## EXERCISE AIM
Reproduce all records exactly.

## EXERCISE DATA

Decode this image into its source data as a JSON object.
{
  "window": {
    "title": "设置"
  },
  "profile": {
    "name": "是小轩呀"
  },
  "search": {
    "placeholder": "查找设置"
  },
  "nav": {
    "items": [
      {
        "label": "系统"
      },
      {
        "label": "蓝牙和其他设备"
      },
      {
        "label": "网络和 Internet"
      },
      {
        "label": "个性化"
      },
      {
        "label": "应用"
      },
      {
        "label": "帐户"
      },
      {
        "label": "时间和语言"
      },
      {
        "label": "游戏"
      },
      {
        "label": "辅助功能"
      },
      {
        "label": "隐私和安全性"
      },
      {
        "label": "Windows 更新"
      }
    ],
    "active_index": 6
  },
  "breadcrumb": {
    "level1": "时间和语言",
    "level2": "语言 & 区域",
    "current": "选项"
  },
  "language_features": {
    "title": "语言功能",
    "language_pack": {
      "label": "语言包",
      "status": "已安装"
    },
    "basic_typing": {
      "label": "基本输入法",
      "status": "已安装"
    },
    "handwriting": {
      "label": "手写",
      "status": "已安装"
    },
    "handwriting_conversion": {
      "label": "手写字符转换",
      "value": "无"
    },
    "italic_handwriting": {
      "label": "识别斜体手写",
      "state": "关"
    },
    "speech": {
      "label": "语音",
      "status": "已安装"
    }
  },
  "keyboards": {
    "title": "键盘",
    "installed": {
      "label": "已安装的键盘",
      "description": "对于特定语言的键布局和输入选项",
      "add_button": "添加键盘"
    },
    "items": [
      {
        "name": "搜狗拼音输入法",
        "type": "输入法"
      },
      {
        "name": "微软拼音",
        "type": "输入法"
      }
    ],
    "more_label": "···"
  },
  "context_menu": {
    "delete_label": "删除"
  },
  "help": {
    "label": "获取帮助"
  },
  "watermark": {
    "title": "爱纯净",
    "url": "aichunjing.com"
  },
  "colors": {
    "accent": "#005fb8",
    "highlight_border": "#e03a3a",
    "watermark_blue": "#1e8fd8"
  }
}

## OUTPUT OF THE TASK
Decode this image into its source data as a JSON object.
{
  "window": {
    "title": "设置"
  },
  "profile": {
    "name": "是小轩呀"
  },
  "search": {
    "placeholder": "查找设置"
  },
  "nav": {
    "items": [
      {
        "label": "系统"
      },
      {
        "label": "蓝牙和其他设备"
      },
      {
        "label": "网络和 Internet"
      },
      {
        "label": "个性化"
      },
      {
        "label": "应用"
      },
      {
        "label": "帐户"
      },
      {
        "label": "时间和语言"
      },
      {
        "label": "游戏"
      },
      {
        "label": "辅助功能"
      },
      {
        "label": "隐私和安全性"
      },
      {
        "label": "Windows 更新"
      }
    ],
    "active_index": 6
  },
  "breadcrumb": {
    "level1": "时间和语言",
    "level2": "语言 & 区域",
    "current": "选项"
  },
  "language_features": {
    "title": "语言功能",
    "language_pack": {
      "label": "语言包",
      "status": "已安装"
    },
    "basic_typing": {
      "label": "基本输入法",
      "status": "已安装"
    },
    "handwriting": {
      "label": "手写",
      "status": "已安装"
    },
    "handwriting_conversion": {
      "label": "手写字符转换",
      "value": "无"
    },
    "italic_handwriting": {
      "label": "识别斜体手写",
      "state": "关"
    },
    "speech": {
      "label": "语音",
      "status": "已安装"
    }
  },
  "keyboards": {
    "title": "键盘",
    "installed": {
      "label": "已安装的键盘",
      "description": "对于特定语言的键布局和输入选项",
      "add_button": "添加键盘"
    },
    "items": [
      {
        "name": "搜狗拼音输入法",
        "type": "输入法"
      },
      {
        "name": "微软拼音",
        "type": "输入法"
      }
    ],
    "more_label": "···"
  },
  "context_menu": {
    "delete_label": "删除"
  },
  "help": {
    "label": "获取帮助"
  },
  "watermark": {
    "title": "爱纯净",
    "url": "aichunjing.com"
  },
  "colors": {
    "accent": "#005fb8",
    "highlight_border": "#e03a3a",
    "watermark_blue": "#1e8fd8"
  }
}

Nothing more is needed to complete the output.